WRITTEN TASK
Return the material word for word. Do not include pictures.

LISTED RECORDS
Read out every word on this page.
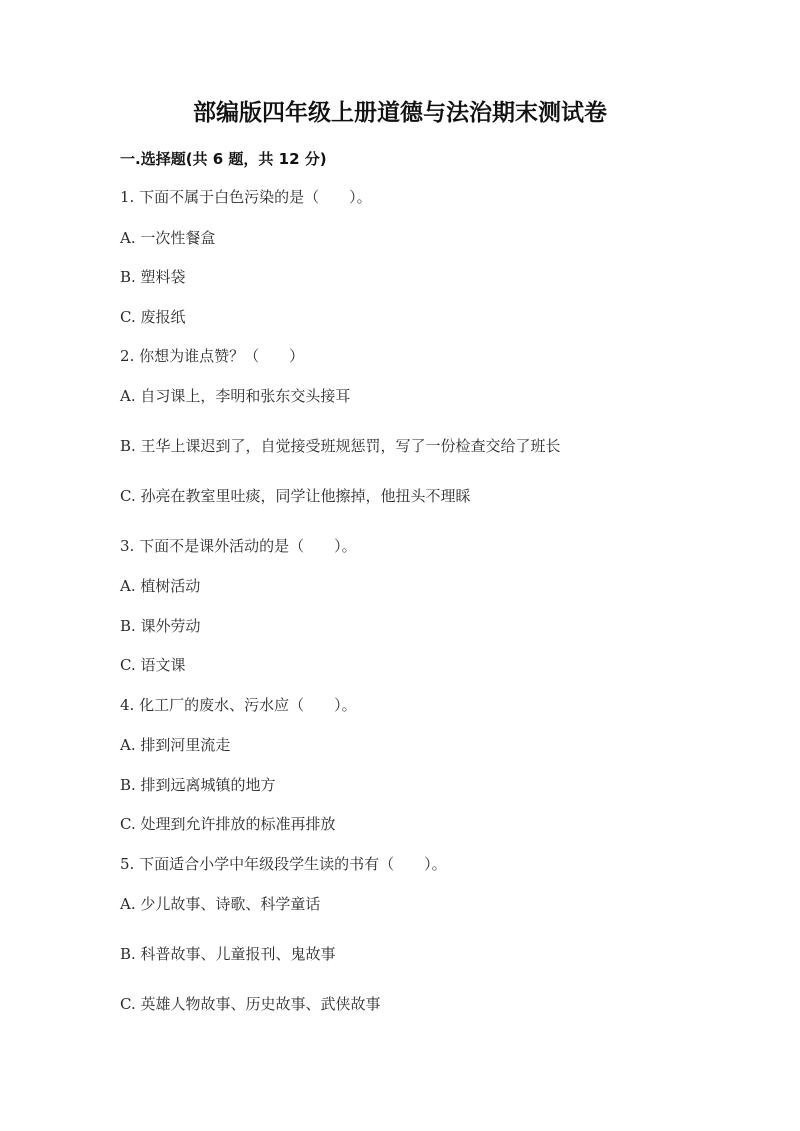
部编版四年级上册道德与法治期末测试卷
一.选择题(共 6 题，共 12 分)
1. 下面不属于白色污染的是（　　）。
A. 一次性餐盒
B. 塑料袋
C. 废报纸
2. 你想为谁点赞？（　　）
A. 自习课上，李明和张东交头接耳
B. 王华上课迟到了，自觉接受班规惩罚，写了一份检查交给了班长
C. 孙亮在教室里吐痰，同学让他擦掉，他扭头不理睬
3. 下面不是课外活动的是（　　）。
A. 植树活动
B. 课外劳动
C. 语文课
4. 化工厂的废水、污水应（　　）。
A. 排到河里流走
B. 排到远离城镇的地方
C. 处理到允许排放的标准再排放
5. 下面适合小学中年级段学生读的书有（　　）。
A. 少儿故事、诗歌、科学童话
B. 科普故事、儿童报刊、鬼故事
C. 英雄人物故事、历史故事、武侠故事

PROBLEM SOLUTION
Read out every word on this page.
部编版四年级上册道德与法治期末测试卷
一.选择题(共 6 题，共 12 分)
1. 下面不属于白色污染的是（　　）。
A. 一次性餐盒
B. 塑料袋
C. 废报纸
2. 你想为谁点赞？（　　）
A. 自习课上，李明和张东交头接耳
B. 王华上课迟到了，自觉接受班规惩罚，写了一份检查交给了班长
C. 孙亮在教室里吐痰，同学让他擦掉，他扭头不理睬
3. 下面不是课外活动的是（　　）。
A. 植树活动
B. 课外劳动
C. 语文课
4. 化工厂的废水、污水应（　　）。
A. 排到河里流走
B. 排到远离城镇的地方
C. 处理到允许排放的标准再排放
5. 下面适合小学中年级段学生读的书有（　　）。
A. 少儿故事、诗歌、科学童话
B. 科普故事、儿童报刊、鬼故事
C. 英雄人物故事、历史故事、武侠故事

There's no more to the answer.